--- BEGIN Listed records ---

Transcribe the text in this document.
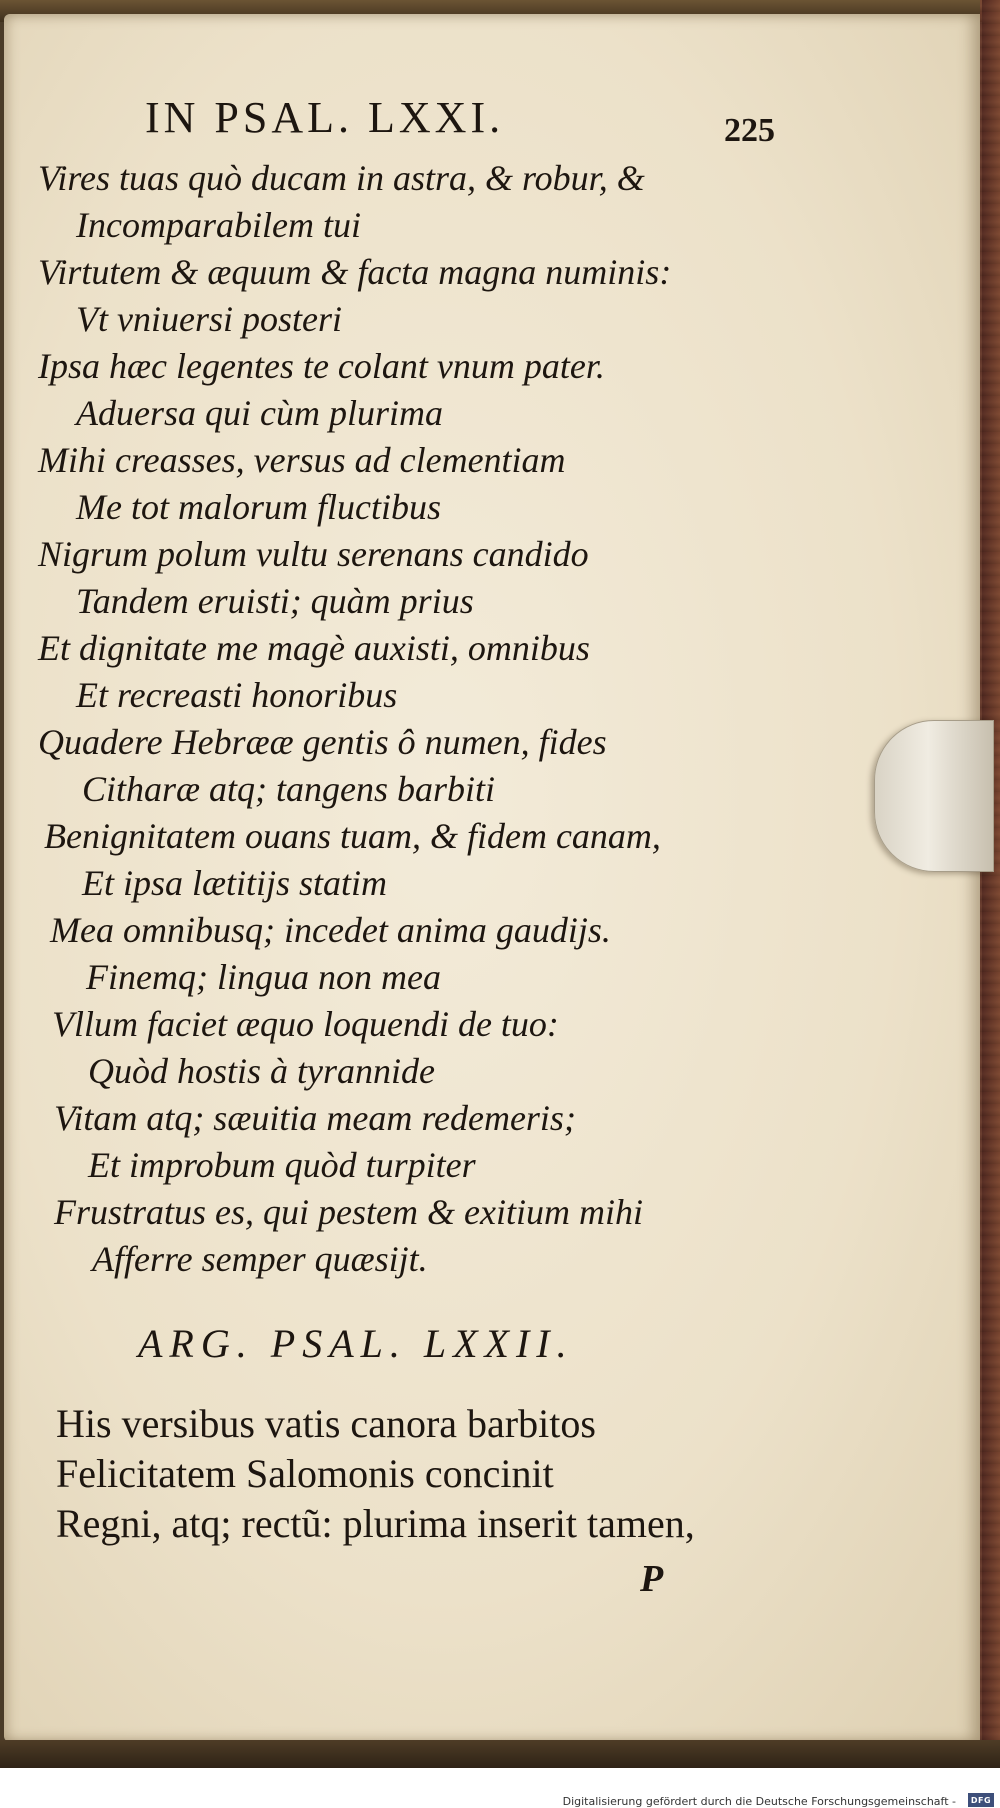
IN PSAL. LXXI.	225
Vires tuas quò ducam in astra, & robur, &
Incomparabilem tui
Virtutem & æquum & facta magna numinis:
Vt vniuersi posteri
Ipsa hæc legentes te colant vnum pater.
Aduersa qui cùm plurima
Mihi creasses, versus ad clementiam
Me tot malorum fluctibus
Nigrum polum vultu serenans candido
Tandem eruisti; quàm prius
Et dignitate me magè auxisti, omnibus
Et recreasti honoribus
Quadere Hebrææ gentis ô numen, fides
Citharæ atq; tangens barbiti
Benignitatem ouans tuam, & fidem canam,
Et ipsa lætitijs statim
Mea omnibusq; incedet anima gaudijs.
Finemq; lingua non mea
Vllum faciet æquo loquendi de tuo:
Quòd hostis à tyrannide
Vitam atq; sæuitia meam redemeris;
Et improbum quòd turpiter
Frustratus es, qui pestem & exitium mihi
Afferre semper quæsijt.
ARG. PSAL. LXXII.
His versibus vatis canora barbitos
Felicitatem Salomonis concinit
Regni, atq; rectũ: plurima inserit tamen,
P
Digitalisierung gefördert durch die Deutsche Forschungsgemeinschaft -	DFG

--- END Listed records ---
--- BEGIN Listed records ---

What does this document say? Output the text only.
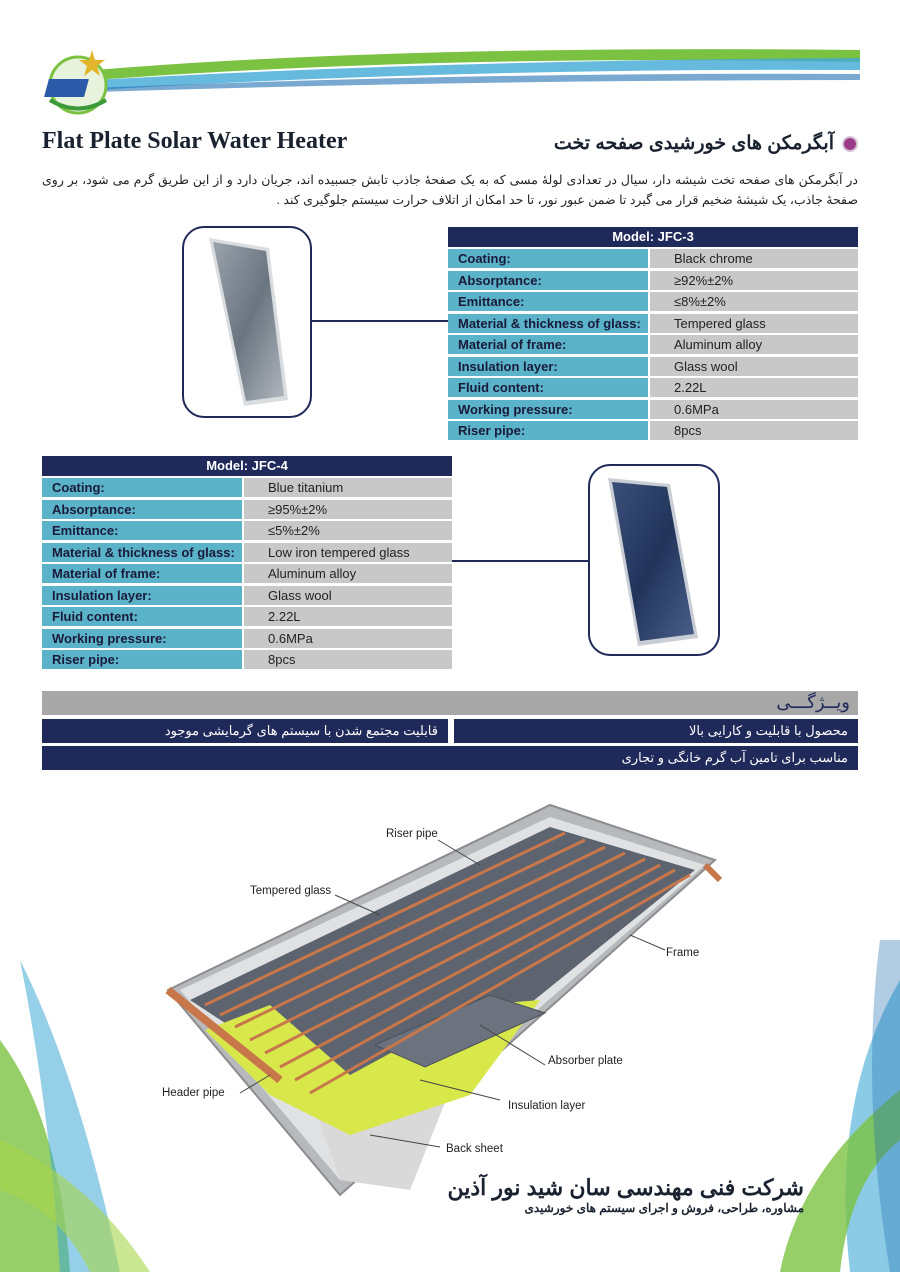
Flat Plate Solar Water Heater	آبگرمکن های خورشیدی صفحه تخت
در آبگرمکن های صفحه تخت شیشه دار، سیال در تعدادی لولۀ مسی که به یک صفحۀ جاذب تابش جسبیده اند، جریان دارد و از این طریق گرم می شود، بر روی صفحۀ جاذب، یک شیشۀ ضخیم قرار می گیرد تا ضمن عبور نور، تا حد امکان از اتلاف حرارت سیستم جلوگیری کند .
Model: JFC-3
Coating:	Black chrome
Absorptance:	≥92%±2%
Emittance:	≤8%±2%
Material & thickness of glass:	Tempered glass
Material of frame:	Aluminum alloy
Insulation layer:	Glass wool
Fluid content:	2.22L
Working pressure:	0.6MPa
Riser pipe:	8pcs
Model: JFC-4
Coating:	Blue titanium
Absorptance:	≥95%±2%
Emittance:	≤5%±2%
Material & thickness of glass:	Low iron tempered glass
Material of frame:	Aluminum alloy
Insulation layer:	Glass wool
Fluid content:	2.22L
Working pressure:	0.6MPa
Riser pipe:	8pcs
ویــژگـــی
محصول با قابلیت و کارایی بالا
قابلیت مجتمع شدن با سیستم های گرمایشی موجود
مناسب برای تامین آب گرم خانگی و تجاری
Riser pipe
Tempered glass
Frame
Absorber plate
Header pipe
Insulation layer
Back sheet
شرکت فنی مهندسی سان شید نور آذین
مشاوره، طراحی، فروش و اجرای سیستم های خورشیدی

--- END Listed records ---
--- BEGIN Listed records ---

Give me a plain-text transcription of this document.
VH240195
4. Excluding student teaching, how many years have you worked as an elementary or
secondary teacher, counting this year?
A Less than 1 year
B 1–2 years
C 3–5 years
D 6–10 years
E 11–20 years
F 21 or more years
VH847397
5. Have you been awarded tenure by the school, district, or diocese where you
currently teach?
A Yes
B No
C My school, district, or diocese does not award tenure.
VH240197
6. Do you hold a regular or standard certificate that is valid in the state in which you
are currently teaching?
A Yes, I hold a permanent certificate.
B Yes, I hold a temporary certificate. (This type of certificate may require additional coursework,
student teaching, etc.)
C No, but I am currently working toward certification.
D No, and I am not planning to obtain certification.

--- END Listed records ---

Stated goal — In the records above, how many lines include "plurima"? Give that number and nothing more.

Solution — 2